* _Your objective_: Which lines in the records below contain the word "contact"? Copy each of them.

[Part of a data file]
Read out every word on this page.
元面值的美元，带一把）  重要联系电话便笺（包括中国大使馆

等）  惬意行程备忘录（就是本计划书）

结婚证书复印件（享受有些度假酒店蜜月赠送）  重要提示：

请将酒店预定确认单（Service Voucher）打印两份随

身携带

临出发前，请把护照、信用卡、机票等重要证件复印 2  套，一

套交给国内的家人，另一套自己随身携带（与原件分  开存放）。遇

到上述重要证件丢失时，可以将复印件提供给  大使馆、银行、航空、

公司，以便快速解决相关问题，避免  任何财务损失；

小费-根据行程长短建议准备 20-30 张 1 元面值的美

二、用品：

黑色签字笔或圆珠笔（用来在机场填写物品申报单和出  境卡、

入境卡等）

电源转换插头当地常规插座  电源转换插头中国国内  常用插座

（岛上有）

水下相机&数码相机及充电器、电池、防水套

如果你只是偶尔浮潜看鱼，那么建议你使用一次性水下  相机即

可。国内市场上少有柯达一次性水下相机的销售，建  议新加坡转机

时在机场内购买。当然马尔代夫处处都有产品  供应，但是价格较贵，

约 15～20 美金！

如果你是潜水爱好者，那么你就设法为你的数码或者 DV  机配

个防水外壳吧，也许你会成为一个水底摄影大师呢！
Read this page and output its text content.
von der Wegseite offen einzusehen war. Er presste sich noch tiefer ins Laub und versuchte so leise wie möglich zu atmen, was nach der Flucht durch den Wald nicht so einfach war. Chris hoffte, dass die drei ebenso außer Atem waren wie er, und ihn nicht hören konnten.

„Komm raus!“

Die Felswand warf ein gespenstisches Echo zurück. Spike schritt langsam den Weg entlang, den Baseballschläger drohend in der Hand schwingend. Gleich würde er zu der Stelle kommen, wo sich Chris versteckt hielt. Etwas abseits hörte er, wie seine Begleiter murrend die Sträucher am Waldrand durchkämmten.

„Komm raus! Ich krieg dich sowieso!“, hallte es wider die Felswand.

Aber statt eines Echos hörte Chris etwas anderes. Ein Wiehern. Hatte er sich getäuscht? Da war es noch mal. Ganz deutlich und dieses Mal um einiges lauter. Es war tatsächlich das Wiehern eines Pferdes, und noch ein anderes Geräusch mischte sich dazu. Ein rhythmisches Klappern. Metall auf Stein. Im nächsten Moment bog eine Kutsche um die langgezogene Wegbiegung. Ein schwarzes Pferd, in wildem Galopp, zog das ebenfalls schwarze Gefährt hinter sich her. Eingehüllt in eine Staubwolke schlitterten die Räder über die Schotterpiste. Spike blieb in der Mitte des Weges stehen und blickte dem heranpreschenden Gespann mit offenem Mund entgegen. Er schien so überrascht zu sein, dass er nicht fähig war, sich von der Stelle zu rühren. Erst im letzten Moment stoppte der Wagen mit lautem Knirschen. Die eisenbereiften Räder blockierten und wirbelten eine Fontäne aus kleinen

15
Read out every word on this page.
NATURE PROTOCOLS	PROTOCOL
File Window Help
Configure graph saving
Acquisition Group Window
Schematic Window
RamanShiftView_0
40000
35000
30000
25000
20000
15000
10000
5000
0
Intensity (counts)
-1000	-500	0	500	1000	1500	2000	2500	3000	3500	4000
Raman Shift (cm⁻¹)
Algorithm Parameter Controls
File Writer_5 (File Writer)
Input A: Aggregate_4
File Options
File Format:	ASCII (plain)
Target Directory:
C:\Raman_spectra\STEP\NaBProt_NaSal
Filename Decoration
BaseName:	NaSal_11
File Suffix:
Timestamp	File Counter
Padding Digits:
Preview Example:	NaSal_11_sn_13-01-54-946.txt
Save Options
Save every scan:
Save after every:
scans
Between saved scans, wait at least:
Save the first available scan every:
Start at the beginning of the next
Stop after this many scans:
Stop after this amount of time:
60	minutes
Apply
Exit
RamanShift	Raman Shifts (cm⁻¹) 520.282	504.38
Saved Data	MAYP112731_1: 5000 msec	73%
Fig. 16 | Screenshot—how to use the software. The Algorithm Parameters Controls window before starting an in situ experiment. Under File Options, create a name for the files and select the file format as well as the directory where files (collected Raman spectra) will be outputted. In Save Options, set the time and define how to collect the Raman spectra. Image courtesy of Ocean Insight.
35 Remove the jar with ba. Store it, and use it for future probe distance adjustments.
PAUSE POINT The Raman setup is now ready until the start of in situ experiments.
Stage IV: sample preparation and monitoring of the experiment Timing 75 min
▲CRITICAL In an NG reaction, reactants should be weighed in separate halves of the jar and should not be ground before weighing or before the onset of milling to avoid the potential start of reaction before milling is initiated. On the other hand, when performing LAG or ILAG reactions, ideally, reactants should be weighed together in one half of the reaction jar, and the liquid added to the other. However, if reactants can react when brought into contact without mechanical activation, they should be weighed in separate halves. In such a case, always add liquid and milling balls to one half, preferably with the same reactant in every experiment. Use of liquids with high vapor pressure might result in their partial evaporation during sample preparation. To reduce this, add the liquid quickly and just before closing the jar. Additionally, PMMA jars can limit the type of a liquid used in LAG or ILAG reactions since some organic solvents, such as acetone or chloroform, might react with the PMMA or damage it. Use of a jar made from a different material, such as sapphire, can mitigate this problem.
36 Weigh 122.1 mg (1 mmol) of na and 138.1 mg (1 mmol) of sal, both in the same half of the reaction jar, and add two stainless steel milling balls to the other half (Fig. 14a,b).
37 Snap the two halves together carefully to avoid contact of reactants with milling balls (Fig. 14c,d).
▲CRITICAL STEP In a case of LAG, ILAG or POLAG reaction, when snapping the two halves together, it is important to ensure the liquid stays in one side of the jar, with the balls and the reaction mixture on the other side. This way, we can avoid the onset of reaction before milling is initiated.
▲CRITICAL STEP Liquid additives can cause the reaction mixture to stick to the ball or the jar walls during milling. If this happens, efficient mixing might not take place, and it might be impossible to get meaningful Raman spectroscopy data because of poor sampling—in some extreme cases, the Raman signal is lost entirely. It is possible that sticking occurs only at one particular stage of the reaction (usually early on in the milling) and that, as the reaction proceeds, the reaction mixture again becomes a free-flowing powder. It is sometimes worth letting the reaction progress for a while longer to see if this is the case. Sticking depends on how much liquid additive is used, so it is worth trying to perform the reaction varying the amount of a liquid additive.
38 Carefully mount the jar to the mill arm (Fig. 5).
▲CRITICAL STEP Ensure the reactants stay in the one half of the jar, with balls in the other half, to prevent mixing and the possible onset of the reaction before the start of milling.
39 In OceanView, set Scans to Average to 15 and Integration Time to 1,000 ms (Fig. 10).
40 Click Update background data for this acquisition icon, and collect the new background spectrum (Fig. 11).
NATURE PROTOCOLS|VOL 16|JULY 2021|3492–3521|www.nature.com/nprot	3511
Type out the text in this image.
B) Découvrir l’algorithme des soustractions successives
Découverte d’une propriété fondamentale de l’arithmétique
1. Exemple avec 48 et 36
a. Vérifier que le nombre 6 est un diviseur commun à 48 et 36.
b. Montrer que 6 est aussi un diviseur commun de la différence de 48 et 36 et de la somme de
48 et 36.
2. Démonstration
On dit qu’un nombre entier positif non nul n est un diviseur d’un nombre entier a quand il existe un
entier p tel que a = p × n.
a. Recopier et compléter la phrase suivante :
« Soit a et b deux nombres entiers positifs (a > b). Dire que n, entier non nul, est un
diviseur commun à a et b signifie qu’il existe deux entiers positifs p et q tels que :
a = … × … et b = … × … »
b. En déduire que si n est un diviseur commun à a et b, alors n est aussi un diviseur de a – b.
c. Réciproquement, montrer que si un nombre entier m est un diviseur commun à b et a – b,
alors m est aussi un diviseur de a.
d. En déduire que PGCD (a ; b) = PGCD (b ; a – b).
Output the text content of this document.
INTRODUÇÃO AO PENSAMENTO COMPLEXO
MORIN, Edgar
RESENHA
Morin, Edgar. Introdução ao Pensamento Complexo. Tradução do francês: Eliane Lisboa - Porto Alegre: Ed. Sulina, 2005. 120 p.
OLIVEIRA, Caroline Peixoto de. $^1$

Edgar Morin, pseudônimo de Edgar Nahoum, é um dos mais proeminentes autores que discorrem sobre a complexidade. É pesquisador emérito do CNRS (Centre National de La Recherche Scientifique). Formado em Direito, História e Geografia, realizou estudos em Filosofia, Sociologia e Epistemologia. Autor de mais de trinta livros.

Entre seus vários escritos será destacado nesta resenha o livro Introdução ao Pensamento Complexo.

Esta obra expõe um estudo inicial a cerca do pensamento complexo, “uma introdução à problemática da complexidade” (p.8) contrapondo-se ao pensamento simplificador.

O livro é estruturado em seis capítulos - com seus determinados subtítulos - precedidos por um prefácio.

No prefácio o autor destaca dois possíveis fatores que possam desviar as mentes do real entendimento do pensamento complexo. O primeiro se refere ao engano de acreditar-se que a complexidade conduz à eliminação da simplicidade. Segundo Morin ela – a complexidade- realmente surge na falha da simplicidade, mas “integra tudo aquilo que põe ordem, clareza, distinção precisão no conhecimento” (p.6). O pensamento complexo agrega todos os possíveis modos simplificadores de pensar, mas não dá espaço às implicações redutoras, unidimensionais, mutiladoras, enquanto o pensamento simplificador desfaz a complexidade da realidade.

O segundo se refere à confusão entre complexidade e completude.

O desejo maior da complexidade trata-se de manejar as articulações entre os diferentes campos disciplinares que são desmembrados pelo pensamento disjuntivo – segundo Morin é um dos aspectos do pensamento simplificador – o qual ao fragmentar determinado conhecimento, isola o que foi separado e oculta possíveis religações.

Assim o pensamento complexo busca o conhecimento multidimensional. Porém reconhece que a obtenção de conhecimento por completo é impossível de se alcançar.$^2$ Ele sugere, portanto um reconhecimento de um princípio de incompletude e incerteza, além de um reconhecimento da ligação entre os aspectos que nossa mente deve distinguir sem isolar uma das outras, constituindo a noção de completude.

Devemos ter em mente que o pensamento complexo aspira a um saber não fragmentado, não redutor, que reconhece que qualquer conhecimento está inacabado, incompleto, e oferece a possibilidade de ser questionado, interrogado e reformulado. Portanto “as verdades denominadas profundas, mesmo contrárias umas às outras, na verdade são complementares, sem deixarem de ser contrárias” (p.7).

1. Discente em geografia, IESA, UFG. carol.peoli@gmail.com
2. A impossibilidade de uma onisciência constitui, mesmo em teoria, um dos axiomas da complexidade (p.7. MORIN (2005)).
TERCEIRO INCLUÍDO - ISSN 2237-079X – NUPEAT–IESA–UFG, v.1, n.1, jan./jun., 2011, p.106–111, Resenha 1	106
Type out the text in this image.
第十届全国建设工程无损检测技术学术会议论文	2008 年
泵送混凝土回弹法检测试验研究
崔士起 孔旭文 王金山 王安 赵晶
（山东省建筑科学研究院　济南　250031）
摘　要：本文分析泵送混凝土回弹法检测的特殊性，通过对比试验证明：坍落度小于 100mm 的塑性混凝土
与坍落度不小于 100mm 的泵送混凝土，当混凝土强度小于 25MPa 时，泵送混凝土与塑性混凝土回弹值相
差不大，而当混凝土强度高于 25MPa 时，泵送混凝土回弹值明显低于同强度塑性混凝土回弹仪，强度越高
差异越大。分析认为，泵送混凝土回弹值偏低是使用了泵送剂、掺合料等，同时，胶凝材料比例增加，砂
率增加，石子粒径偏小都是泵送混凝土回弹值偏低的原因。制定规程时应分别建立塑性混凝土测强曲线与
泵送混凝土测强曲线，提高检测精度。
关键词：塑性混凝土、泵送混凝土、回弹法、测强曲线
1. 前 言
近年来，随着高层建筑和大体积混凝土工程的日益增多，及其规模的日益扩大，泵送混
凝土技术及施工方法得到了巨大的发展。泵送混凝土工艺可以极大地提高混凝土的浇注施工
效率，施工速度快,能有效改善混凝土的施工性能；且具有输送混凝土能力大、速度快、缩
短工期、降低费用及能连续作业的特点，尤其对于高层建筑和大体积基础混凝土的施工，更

* _Finished exercise_:
▲CRITICAL In an NG reaction, reactants should be weighed in separate halves of the jar and should not be ground before weighing or before the onset of milling to avoid the potential start of reaction before milling is initiated. On the other hand, when performing LAG or ILAG reactions, ideally, reactants should be weighed together in one half of the reaction jar, and the liquid added to the other. However, if reactants can react when brought into contact without mechanical activation, they should be weighed in separate halves. In such a case, always add liquid and milling balls to one half, preferably with the same reactant in every experiment. Use of liquids with high vapor pressure might result in their partial evaporation during sample preparation. To reduce this, add the liquid quickly and just before closing the jar. Additionally, PMMA jars can limit the type of a liquid used in LAG or ILAG reactions since some organic solvents, such as acetone or chloroform, might react with the PMMA or damage it. Use of a jar made from a different material, such as sapphire, can mitigate this problem.
37 Snap the two halves together carefully to avoid contact of reactants with milling balls (Fig. 14c,d).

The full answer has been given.